(Material provided)
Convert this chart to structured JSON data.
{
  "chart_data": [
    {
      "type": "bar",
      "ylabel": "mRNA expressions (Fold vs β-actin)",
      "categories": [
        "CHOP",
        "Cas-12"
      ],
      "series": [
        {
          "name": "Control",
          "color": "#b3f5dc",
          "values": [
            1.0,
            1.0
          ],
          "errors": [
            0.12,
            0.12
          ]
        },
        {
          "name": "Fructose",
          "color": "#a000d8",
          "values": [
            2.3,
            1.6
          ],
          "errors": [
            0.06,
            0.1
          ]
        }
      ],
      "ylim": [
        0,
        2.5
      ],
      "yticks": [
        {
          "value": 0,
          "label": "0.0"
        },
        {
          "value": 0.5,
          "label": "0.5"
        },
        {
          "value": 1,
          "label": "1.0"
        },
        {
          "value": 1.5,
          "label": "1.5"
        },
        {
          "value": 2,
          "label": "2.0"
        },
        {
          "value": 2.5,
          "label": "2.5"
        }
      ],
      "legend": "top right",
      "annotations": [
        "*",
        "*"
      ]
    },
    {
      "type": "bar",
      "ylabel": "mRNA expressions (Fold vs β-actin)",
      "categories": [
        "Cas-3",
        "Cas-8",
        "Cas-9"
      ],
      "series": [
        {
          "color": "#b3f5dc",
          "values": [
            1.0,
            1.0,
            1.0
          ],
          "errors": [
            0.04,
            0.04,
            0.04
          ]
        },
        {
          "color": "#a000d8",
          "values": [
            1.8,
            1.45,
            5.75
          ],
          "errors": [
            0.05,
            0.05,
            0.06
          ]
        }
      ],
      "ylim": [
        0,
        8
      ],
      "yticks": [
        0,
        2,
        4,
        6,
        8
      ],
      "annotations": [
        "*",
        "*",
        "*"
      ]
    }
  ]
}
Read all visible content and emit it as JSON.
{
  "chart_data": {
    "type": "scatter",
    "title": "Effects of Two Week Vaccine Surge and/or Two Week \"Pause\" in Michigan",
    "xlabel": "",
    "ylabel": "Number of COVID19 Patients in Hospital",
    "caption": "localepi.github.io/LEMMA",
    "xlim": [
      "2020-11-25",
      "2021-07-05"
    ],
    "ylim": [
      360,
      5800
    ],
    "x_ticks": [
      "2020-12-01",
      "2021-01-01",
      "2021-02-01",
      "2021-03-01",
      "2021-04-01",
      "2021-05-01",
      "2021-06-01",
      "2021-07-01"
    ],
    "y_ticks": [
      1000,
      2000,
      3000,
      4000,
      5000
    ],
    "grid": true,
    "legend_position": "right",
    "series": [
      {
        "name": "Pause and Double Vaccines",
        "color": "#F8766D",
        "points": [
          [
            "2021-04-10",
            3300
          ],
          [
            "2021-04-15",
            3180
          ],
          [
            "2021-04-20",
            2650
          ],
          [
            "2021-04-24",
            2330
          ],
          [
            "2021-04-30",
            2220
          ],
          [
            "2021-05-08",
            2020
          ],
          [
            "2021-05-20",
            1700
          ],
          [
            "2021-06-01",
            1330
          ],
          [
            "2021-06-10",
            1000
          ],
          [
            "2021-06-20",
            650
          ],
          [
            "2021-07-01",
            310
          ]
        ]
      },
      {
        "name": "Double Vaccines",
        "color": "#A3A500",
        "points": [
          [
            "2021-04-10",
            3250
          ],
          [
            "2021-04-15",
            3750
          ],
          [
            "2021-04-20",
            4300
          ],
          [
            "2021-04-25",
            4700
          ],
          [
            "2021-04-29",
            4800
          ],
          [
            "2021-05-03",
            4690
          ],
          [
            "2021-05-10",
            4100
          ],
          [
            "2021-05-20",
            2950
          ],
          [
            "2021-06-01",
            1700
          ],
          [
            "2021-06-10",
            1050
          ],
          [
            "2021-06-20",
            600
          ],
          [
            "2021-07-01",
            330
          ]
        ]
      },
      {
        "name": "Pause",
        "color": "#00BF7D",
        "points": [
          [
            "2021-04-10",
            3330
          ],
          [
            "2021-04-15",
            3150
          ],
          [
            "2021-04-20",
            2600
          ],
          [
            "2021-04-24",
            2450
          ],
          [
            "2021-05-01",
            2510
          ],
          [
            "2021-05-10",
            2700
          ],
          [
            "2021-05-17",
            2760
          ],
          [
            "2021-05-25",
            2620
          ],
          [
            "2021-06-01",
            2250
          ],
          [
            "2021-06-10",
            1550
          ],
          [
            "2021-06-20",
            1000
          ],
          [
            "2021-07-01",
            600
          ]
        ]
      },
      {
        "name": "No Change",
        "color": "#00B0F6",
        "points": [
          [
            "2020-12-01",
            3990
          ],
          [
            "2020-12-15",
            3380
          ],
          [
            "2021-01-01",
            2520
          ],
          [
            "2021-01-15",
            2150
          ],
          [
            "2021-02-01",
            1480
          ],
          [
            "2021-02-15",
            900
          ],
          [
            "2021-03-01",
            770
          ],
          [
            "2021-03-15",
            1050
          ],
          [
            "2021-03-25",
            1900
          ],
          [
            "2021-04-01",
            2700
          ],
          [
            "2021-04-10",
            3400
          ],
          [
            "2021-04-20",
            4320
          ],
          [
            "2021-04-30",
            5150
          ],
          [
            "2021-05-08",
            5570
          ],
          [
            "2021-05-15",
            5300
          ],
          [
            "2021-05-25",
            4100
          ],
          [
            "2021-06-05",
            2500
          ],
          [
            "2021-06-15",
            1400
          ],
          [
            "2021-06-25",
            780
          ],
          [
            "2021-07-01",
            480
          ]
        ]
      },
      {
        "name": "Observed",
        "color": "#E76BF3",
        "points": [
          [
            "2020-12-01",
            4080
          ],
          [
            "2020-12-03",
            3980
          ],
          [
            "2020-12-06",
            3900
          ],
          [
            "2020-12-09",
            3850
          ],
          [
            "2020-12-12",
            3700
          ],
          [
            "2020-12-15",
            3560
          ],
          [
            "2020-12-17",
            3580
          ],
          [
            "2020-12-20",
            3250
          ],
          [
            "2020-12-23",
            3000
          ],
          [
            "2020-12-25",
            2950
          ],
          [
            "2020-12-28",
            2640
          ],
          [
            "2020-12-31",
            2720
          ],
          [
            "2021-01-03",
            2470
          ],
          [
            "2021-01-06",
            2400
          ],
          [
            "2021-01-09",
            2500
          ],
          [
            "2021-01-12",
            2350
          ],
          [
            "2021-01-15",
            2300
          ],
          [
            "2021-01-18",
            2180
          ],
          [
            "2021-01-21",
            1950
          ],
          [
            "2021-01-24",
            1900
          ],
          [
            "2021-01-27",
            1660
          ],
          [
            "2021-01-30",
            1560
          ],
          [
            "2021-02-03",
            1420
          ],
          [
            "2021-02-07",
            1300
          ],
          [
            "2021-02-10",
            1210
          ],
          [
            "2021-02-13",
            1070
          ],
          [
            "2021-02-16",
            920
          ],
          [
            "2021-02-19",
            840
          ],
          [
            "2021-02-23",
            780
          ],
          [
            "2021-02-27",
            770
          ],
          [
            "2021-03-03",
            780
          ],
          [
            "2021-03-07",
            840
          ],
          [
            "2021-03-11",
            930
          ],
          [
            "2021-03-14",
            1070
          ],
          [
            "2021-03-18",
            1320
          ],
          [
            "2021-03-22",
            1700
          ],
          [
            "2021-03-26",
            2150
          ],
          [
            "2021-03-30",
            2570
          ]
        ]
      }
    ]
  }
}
(End Material provided)
■ **Task to complete**:
All of the records must be retyped exactly as they are.

■ **Answer to the exercise**:
Convert this chart to structured JSON data.
{
  "chart_data": [
    {
      "type": "bar",
      "ylabel": "mRNA expressions (Fold vs β-actin)",
      "categories": [
        "CHOP",
        "Cas-12"
      ],
      "series": [
        {
          "name": "Control",
          "color": "#b3f5dc",
          "values": [
            1.0,
            1.0
          ],
          "errors": [
            0.12,
            0.12
          ]
        },
        {
          "name": "Fructose",
          "color": "#a000d8",
          "values": [
            2.3,
            1.6
          ],
          "errors": [
            0.06,
            0.1
          ]
        }
      ],
      "ylim": [
        0,
        2.5
      ],
      "yticks": [
        {
          "value": 0,
          "label": "0.0"
        },
        {
          "value": 0.5,
          "label": "0.5"
        },
        {
          "value": 1,
          "label": "1.0"
        },
        {
          "value": 1.5,
          "label": "1.5"
        },
        {
          "value": 2,
          "label": "2.0"
        },
        {
          "value": 2.5,
          "label": "2.5"
        }
      ],
      "legend": "top right",
      "annotations": [
        "*",
        "*"
      ]
    },
    {
      "type": "bar",
      "ylabel": "mRNA expressions (Fold vs β-actin)",
      "categories": [
        "Cas-3",
        "Cas-8",
        "Cas-9"
      ],
      "series": [
        {
          "color": "#b3f5dc",
          "values": [
            1.0,
            1.0,
            1.0
          ],
          "errors": [
            0.04,
            0.04,
            0.04
          ]
        },
        {
          "color": "#a000d8",
          "values": [
            1.8,
            1.45,
            5.75
          ],
          "errors": [
            0.05,
            0.05,
            0.06
          ]
        }
      ],
      "ylim": [
        0,
        8
      ],
      "yticks": [
        0,
        2,
        4,
        6,
        8
      ],
      "annotations": [
        "*",
        "*",
        "*"
      ]
    }
  ]
}
Read all visible content and emit it as JSON.
{
  "chart_data": {
    "type": "scatter",
    "title": "Effects of Two Week Vaccine Surge and/or Two Week \"Pause\" in Michigan",
    "xlabel": "",
    "ylabel": "Number of COVID19 Patients in Hospital",
    "caption": "localepi.github.io/LEMMA",
    "xlim": [
      "2020-11-25",
      "2021-07-05"
    ],
    "ylim": [
      360,
      5800
    ],
    "x_ticks": [
      "2020-12-01",
      "2021-01-01",
      "2021-02-01",
      "2021-03-01",
      "2021-04-01",
      "2021-05-01",
      "2021-06-01",
      "2021-07-01"
    ],
    "y_ticks": [
      1000,
      2000,
      3000,
      4000,
      5000
    ],
    "grid": true,
    "legend_position": "right",
    "series": [
      {
        "name": "Pause and Double Vaccines",
        "color": "#F8766D",
        "points": [
          [
            "2021-04-10",
            3300
          ],
          [
            "2021-04-15",
            3180
          ],
          [
            "2021-04-20",
            2650
          ],
          [
            "2021-04-24",
            2330
          ],
          [
            "2021-04-30",
            2220
          ],
          [
            "2021-05-08",
            2020
          ],
          [
            "2021-05-20",
            1700
          ],
          [
            "2021-06-01",
            1330
          ],
          [
            "2021-06-10",
            1000
          ],
          [
            "2021-06-20",
            650
          ],
          [
            "2021-07-01",
            310
          ]
        ]
      },
      {
        "name": "Double Vaccines",
        "color": "#A3A500",
        "points": [
          [
            "2021-04-10",
            3250
          ],
          [
            "2021-04-15",
            3750
          ],
          [
            "2021-04-20",
            4300
          ],
          [
            "2021-04-25",
            4700
          ],
          [
            "2021-04-29",
            4800
          ],
          [
            "2021-05-03",
            4690
          ],
          [
            "2021-05-10",
            4100
          ],
          [
            "2021-05-20",
            2950
          ],
          [
            "2021-06-01",
            1700
          ],
          [
            "2021-06-10",
            1050
          ],
          [
            "2021-06-20",
            600
          ],
          [
            "2021-07-01",
            330
          ]
        ]
      },
      {
        "name": "Pause",
        "color": "#00BF7D",
        "points": [
          [
            "2021-04-10",
            3330
          ],
          [
            "2021-04-15",
            3150
          ],
          [
            "2021-04-20",
            2600
          ],
          [
            "2021-04-24",
            2450
          ],
          [
            "2021-05-01",
            2510
          ],
          [
            "2021-05-10",
            2700
          ],
          [
            "2021-05-17",
            2760
          ],
          [
            "2021-05-25",
            2620
          ],
          [
            "2021-06-01",
            2250
          ],
          [
            "2021-06-10",
            1550
          ],
          [
            "2021-06-20",
            1000
          ],
          [
            "2021-07-01",
            600
          ]
        ]
      },
      {
        "name": "No Change",
        "color": "#00B0F6",
        "points": [
          [
            "2020-12-01",
            3990
          ],
          [
            "2020-12-15",
            3380
          ],
          [
            "2021-01-01",
            2520
          ],
          [
            "2021-01-15",
            2150
          ],
          [
            "2021-02-01",
            1480
          ],
          [
            "2021-02-15",
            900
          ],
          [
            "2021-03-01",
            770
          ],
          [
            "2021-03-15",
            1050
          ],
          [
            "2021-03-25",
            1900
          ],
          [
            "2021-04-01",
            2700
          ],
          [
            "2021-04-10",
            3400
          ],
          [
            "2021-04-20",
            4320
          ],
          [
            "2021-04-30",
            5150
          ],
          [
            "2021-05-08",
            5570
          ],
          [
            "2021-05-15",
            5300
          ],
          [
            "2021-05-25",
            4100
          ],
          [
            "2021-06-05",
            2500
          ],
          [
            "2021-06-15",
            1400
          ],
          [
            "2021-06-25",
            780
          ],
          [
            "2021-07-01",
            480
          ]
        ]
      },
      {
        "name": "Observed",
        "color": "#E76BF3",
        "points": [
          [
            "2020-12-01",
            4080
          ],
          [
            "2020-12-03",
            3980
          ],
          [
            "2020-12-06",
            3900
          ],
          [
            "2020-12-09",
            3850
          ],
          [
            "2020-12-12",
            3700
          ],
          [
            "2020-12-15",
            3560
          ],
          [
            "2020-12-17",
            3580
          ],
          [
            "2020-12-20",
            3250
          ],
          [
            "2020-12-23",
            3000
          ],
          [
            "2020-12-25",
            2950
          ],
          [
            "2020-12-28",
            2640
          ],
          [
            "2020-12-31",
            2720
          ],
          [
            "2021-01-03",
            2470
          ],
          [
            "2021-01-06",
            2400
          ],
          [
            "2021-01-09",
            2500
          ],
          [
            "2021-01-12",
            2350
          ],
          [
            "2021-01-15",
            2300
          ],
          [
            "2021-01-18",
            2180
          ],
          [
            "2021-01-21",
            1950
          ],
          [
            "2021-01-24",
            1900
          ],
          [
            "2021-01-27",
            1660
          ],
          [
            "2021-01-30",
            1560
          ],
          [
            "2021-02-03",
            1420
          ],
          [
            "2021-02-07",
            1300
          ],
          [
            "2021-02-10",
            1210
          ],
          [
            "2021-02-13",
            1070
          ],
          [
            "2021-02-16",
            920
          ],
          [
            "2021-02-19",
            840
          ],
          [
            "2021-02-23",
            780
          ],
          [
            "2021-02-27",
            770
          ],
          [
            "2021-03-03",
            780
          ],
          [
            "2021-03-07",
            840
          ],
          [
            "2021-03-11",
            930
          ],
          [
            "2021-03-14",
            1070
          ],
          [
            "2021-03-18",
            1320
          ],
          [
            "2021-03-22",
            1700
          ],
          [
            "2021-03-26",
            2150
          ],
          [
            "2021-03-30",
            2570
          ]
        ]
      }
    ]
  }
}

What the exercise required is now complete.